■ TASK TO COMPLETE ■
Copy out each line of the listing that has the word "mediów" in it.

[begin STORED RECORDS]

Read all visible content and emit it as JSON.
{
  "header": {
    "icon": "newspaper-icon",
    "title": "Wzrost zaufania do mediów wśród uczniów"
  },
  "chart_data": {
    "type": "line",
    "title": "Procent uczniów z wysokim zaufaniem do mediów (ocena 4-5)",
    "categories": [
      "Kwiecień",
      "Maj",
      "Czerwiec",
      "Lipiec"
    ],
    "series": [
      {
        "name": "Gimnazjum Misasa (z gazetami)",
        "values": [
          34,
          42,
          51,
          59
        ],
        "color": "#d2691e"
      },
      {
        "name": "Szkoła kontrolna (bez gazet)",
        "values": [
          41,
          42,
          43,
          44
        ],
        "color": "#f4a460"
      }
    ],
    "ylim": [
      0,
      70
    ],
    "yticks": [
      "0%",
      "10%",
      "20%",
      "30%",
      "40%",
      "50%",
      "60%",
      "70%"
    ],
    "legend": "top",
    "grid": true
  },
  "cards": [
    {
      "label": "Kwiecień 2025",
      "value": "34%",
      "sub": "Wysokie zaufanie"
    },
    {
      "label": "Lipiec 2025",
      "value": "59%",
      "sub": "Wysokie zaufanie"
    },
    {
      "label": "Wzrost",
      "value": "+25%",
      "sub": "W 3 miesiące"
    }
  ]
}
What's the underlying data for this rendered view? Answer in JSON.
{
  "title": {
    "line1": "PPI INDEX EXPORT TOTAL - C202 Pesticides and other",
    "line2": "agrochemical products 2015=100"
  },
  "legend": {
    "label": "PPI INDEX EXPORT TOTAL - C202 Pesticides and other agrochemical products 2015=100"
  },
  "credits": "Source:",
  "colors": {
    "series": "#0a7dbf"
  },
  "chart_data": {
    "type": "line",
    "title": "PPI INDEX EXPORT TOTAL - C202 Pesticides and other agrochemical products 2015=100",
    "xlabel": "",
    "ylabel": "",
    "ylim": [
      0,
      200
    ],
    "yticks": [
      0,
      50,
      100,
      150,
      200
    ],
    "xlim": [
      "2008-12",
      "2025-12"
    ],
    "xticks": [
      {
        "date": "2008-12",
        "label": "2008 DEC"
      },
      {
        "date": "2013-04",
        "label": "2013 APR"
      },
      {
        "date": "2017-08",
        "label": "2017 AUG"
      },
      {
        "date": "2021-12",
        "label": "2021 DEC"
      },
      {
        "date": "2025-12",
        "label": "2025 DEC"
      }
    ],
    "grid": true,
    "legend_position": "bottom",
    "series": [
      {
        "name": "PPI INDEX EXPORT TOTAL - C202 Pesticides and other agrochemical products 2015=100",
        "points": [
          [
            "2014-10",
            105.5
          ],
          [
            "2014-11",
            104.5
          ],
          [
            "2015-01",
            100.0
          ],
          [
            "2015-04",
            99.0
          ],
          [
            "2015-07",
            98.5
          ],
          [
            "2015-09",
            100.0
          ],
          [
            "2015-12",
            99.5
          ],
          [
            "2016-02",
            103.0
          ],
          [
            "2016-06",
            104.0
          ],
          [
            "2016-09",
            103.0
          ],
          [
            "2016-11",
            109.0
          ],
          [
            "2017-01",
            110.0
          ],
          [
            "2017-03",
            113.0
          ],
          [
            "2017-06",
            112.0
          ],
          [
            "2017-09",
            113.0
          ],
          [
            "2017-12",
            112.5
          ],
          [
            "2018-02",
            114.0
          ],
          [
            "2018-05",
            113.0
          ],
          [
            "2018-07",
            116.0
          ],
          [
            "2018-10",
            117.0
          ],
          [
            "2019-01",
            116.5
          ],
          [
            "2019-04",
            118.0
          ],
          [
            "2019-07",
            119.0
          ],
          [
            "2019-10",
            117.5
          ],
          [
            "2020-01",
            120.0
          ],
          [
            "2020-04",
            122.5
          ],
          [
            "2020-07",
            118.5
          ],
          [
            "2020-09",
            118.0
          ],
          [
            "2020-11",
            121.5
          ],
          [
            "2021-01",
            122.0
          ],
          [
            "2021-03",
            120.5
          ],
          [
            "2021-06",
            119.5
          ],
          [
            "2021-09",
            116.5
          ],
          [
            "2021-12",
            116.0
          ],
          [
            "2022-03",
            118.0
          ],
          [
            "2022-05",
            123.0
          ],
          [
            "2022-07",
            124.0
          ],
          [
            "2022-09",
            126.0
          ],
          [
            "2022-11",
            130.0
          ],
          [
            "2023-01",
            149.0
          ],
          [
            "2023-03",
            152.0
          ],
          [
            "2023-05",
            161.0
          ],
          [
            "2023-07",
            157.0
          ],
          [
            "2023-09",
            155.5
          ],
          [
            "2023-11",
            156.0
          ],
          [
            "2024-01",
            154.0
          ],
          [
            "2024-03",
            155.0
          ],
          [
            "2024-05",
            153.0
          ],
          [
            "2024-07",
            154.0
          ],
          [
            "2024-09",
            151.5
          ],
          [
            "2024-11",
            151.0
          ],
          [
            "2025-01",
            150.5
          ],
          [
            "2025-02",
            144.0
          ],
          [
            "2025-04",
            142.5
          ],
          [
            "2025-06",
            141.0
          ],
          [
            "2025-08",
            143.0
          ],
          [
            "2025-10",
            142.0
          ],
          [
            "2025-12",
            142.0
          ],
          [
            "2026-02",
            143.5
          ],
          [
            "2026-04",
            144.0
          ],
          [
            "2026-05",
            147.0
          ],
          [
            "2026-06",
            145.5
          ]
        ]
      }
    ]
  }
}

[end STORED RECORDS]

■ ANSWER ■
    "title": "Wzrost zaufania do mediów wśród uczniów"
    "title": "Procent uczniów z wysokim zaufaniem do mediów (ocena 4-5)",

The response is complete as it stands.